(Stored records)
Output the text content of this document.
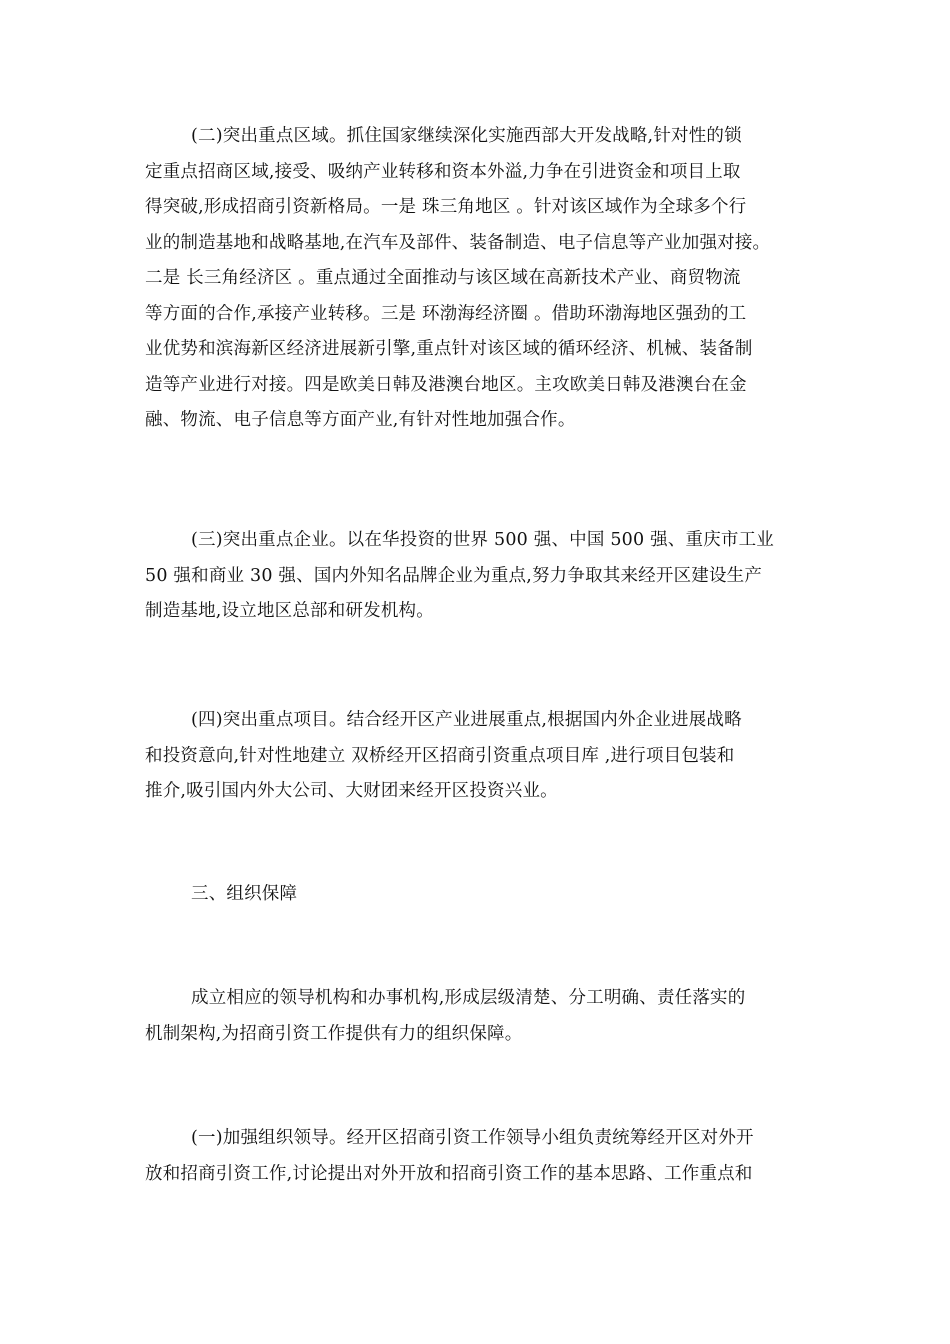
(二)突出重点区域。抓住国家继续深化实施西部大开发战略,针对性的锁
定重点招商区域,接受、吸纳产业转移和资本外溢,力争在引进资金和项目上取
得突破,形成招商引资新格局。一是 珠三角地区 。针对该区域作为全球多个行
业的制造基地和战略基地,在汽车及部件、装备制造、电子信息等产业加强对接。
二是 长三角经济区 。重点通过全面推动与该区域在高新技术产业、商贸物流
等方面的合作,承接产业转移。三是 环渤海经济圈 。借助环渤海地区强劲的工
业优势和滨海新区经济进展新引擎,重点针对该区域的循环经济、机械、装备制
造等产业进行对接。四是欧美日韩及港澳台地区。主攻欧美日韩及港澳台在金
融、物流、电子信息等方面产业,有针对性地加强合作。

(三)突出重点企业。以在华投资的世界 500 强、中国 500 强、重庆市工业
50 强和商业 30 强、国内外知名品牌企业为重点,努力争取其来经开区建设生产
制造基地,设立地区总部和研发机构。

(四)突出重点项目。结合经开区产业进展重点,根据国内外企业进展战略
和投资意向,针对性地建立 双桥经开区招商引资重点项目库 ,进行项目包装和
推介,吸引国内外大公司、大财团来经开区投资兴业。

三、组织保障

成立相应的领导机构和办事机构,形成层级清楚、分工明确、责任落实的
机制架构,为招商引资工作提供有力的组织保障。

(一)加强组织领导。经开区招商引资工作领导小组负责统筹经开区对外开
放和招商引资工作,讨论提出对外开放和招商引资工作的基本思路、工作重点和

WHAT TO PRODUCE: Reproduce the material in full, word for word, and omit the pictures.

OUTPUT OF THE TASK:
Output the text content of this document.
(二)突出重点区域。抓住国家继续深化实施西部大开发战略,针对性的锁
定重点招商区域,接受、吸纳产业转移和资本外溢,力争在引进资金和项目上取
得突破,形成招商引资新格局。一是 珠三角地区 。针对该区域作为全球多个行
业的制造基地和战略基地,在汽车及部件、装备制造、电子信息等产业加强对接。
二是 长三角经济区 。重点通过全面推动与该区域在高新技术产业、商贸物流
等方面的合作,承接产业转移。三是 环渤海经济圈 。借助环渤海地区强劲的工
业优势和滨海新区经济进展新引擎,重点针对该区域的循环经济、机械、装备制
造等产业进行对接。四是欧美日韩及港澳台地区。主攻欧美日韩及港澳台在金
融、物流、电子信息等方面产业,有针对性地加强合作。

(三)突出重点企业。以在华投资的世界 500 强、中国 500 强、重庆市工业
50 强和商业 30 强、国内外知名品牌企业为重点,努力争取其来经开区建设生产
制造基地,设立地区总部和研发机构。

(四)突出重点项目。结合经开区产业进展重点,根据国内外企业进展战略
和投资意向,针对性地建立 双桥经开区招商引资重点项目库 ,进行项目包装和
推介,吸引国内外大公司、大财团来经开区投资兴业。

三、组织保障

成立相应的领导机构和办事机构,形成层级清楚、分工明确、责任落实的
机制架构,为招商引资工作提供有力的组织保障。

(一)加强组织领导。经开区招商引资工作领导小组负责统筹经开区对外开
放和招商引资工作,讨论提出对外开放和招商引资工作的基本思路、工作重点和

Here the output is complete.